START

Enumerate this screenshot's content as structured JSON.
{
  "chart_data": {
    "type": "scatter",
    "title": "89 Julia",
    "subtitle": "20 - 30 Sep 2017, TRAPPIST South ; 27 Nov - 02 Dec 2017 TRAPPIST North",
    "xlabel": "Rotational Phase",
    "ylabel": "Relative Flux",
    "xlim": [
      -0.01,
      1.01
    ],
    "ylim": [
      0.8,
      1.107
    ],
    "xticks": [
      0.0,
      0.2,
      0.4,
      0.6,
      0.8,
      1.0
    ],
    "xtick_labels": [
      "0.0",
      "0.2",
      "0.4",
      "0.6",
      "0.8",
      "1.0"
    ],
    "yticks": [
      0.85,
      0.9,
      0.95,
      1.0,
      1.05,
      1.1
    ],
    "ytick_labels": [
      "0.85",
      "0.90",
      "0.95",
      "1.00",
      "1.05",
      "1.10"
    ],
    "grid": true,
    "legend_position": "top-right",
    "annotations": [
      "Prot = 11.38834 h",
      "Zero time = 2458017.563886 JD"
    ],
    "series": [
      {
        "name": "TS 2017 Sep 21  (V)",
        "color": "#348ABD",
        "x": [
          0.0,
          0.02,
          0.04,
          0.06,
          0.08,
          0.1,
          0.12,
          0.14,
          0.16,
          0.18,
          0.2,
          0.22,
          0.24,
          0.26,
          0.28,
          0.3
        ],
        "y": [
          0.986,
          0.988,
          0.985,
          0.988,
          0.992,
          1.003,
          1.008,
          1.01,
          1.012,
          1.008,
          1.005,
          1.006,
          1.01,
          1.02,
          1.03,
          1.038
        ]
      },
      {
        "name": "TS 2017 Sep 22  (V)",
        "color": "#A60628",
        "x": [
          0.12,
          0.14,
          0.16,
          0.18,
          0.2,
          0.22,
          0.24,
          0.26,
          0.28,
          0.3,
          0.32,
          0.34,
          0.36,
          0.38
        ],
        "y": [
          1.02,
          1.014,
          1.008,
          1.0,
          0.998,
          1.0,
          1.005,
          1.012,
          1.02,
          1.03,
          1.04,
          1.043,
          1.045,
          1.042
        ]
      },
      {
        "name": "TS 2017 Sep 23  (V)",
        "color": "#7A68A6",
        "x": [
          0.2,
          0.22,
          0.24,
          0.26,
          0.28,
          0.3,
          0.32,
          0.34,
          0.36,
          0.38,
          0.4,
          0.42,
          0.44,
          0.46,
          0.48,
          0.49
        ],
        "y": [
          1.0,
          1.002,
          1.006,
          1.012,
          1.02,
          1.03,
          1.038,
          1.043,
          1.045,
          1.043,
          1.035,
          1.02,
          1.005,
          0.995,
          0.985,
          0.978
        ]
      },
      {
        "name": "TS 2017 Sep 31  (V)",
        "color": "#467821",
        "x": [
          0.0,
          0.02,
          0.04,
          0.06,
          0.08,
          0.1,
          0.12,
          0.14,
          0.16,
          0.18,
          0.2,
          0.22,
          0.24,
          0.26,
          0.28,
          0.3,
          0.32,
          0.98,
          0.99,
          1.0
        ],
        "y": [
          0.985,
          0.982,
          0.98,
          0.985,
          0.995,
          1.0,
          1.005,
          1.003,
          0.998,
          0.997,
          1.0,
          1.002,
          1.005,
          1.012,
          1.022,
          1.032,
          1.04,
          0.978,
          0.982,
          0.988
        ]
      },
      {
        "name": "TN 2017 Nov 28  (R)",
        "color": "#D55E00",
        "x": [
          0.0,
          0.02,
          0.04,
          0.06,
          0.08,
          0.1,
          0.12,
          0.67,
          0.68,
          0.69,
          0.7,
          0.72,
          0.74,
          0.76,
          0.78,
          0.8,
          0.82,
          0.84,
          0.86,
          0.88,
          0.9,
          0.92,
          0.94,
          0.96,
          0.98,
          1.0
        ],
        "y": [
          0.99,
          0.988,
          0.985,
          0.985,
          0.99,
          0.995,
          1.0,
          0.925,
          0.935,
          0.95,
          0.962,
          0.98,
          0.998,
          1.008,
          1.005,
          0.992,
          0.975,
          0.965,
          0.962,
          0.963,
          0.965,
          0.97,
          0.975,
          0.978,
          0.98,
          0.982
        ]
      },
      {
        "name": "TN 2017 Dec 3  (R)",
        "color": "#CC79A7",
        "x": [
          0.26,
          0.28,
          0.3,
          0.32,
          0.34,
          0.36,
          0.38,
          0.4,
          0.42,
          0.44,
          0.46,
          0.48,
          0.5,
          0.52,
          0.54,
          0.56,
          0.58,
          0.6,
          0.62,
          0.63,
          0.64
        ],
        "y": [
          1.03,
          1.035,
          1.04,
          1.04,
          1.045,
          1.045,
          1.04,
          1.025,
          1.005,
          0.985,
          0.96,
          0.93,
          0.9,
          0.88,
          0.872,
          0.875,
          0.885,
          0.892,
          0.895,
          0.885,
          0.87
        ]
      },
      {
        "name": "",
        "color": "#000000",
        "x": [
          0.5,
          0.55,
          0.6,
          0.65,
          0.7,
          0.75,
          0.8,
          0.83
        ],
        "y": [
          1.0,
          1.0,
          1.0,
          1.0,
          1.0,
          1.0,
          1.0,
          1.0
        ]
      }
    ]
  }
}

END

Work to complete:
Copy out the lines in which the string "name" appears.

Worked solution:
        "name": "TS 2017 Sep 21  (V)",
        "name": "TS 2017 Sep 22  (V)",
        "name": "TS 2017 Sep 23  (V)",
        "name": "TS 2017 Sep 31  (V)",
        "name": "TN 2017 Nov 28  (R)",
        "name": "TN 2017 Dec 3  (R)",
        "name": "",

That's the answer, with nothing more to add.